Records provided:

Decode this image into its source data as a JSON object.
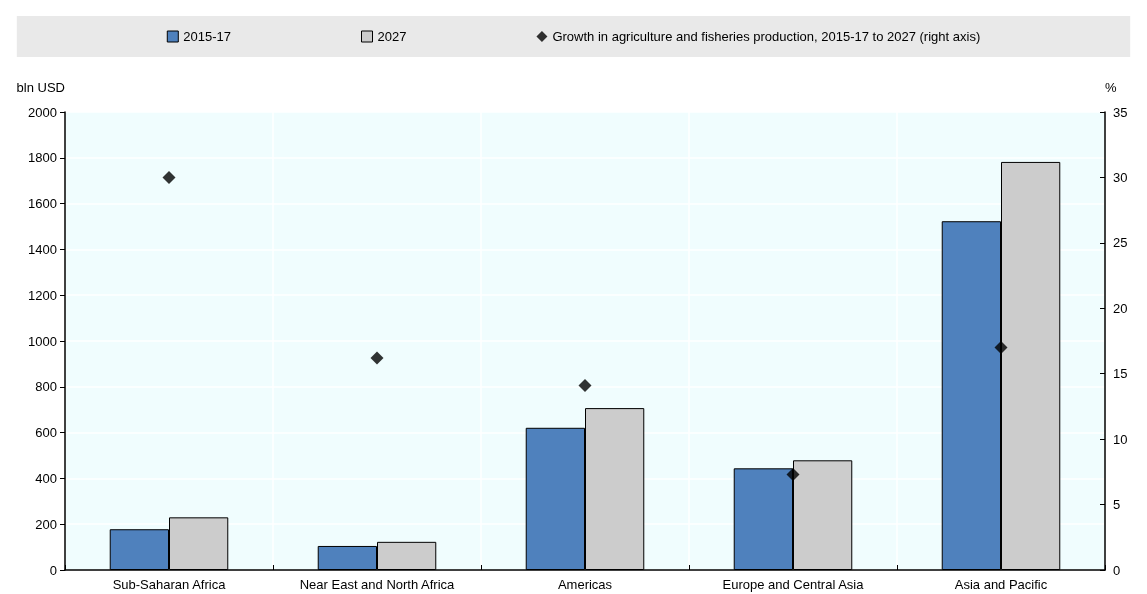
{
  "chart_data": {
    "type": "bar",
    "categories": [
      "Sub-Saharan Africa",
      "Near East and North Africa",
      "Americas",
      "Europe and Central Asia",
      "Asia and Pacific"
    ],
    "series": [
      {
        "name": "2015-17",
        "color": "#4f81bd",
        "values": [
          178,
          105,
          621,
          444,
          1523
        ]
      },
      {
        "name": "2027",
        "color": "#cccccc",
        "values": [
          230,
          123,
          707,
          479,
          1782
        ]
      },
      {
        "name": "Growth in agriculture and fisheries production, 2015-17 to 2027 (right axis)",
        "type": "scatter",
        "axis": "y2",
        "marker": "diamond",
        "color": "#000000",
        "values": [
          30.0,
          16.2,
          14.1,
          7.3,
          17.0
        ]
      }
    ],
    "ylabel": "bln USD",
    "y2label": "%",
    "ylim": [
      0,
      2000
    ],
    "yticks": [
      0,
      200,
      400,
      600,
      800,
      1000,
      1200,
      1400,
      1600,
      1800,
      2000
    ],
    "y2lim": [
      0,
      35
    ],
    "y2ticks": [
      0,
      5,
      10,
      15,
      20,
      25,
      30,
      35
    ],
    "grid": true,
    "legend": "top"
  }
}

Short exercise: Find the lines above that contain the word "Africa" and collect them.

Output for this exercise:
      "Sub-Saharan Africa",
      "Near East and North Africa",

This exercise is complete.